Start of ENTRIES PROVIDED

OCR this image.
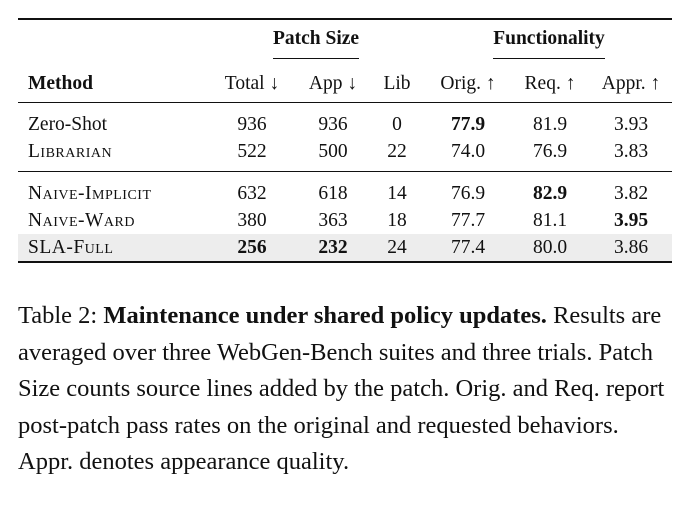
	Patch Size			Functionality		
Method	Total ↓	App ↓	Lib	Orig. ↑	Req. ↑	Appr. ↑
Zero-Shot	936	936	0	77.9	81.9	3.93
Librarian	522	500	22	74.0	76.9	3.83
Naive-Implicit	632	618	14	76.9	82.9	3.82
Naive-Ward	380	363	18	77.7	81.1	3.95
SLA-Full	256	232	24	77.4	80.0	3.86
Table 2: Maintenance under shared policy updates. Results are averaged over three WebGen-Bench suites and three trials. Patch Size counts source lines added by the patch. Orig. and Req. report post-patch pass rates on the original and requested behaviors. Appr. denotes appearance quality.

End of ENTRIES PROVIDED

▶ **WORK TO BE COMPLETED**: Pictures stay out; reproduce every line of the records exactly.

▶ **THE RESULT**:
OCR this image.
	Patch Size			Functionality		
Method	Total ↓	App ↓	Lib	Orig. ↑	Req. ↑	Appr. ↑
Zero-Shot	936	936	0	77.9	81.9	3.93
Librarian	522	500	22	74.0	76.9	3.83
Naive-Implicit	632	618	14	76.9	82.9	3.82
Naive-Ward	380	363	18	77.7	81.1	3.95
SLA-Full	256	232	24	77.4	80.0	3.86
Table 2: Maintenance under shared policy updates. Results are averaged over three WebGen-Bench suites and three trials. Patch Size counts source lines added by the patch. Orig. and Req. report post-patch pass rates on the original and requested behaviors. Appr. denotes appearance quality.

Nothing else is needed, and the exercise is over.